======== Provided records ========
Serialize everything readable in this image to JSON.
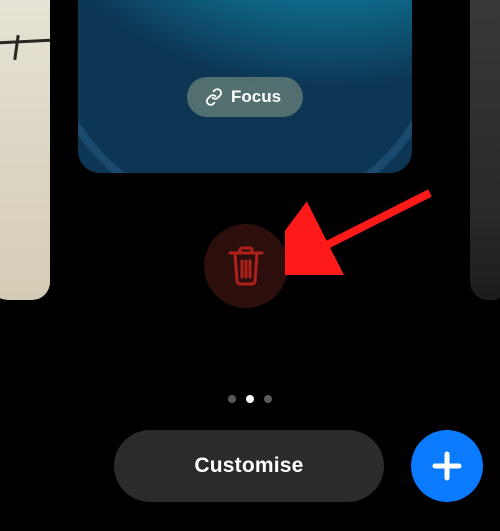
{
  "focus": {
    "label": "Focus"
  },
  "actions": {
    "customise_label": "Customise"
  },
  "page_indicator": {
    "count": 3,
    "current": 2
  },
  "colors": {
    "accent_blue": "#0a7aff",
    "trash_red": "#b0201a",
    "dark_button": "#2b2b2c"
  }
}
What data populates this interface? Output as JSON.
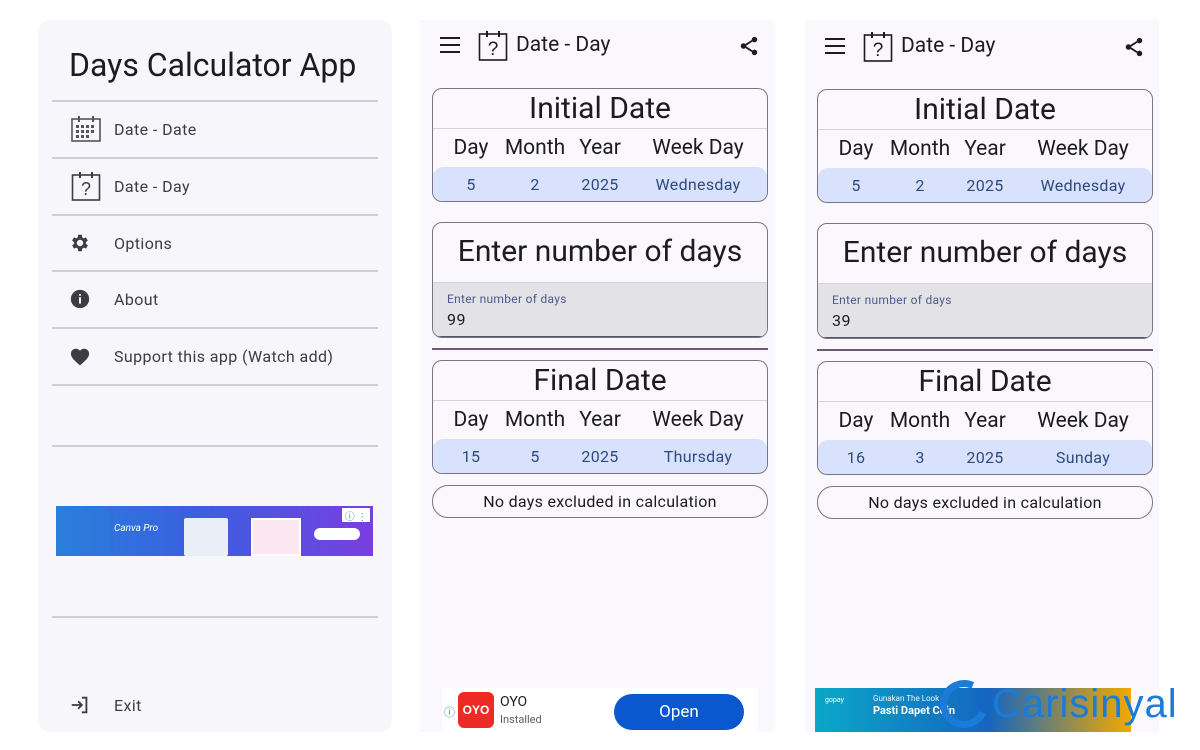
========
Reproduce the records above exactly, leaving out every picture they contain.

Serialize everything readable in this image to JSON.
{
  "focus": {
    "label": "Focus"
  },
  "actions": {
    "customise_label": "Customise"
  },
  "page_indicator": {
    "count": 3,
    "current": 2
  },
  "colors": {
    "accent_blue": "#0a7aff",
    "trash_red": "#b0201a",
    "dark_button": "#2b2b2c"
  }
}
What data populates this interface? Output as JSON.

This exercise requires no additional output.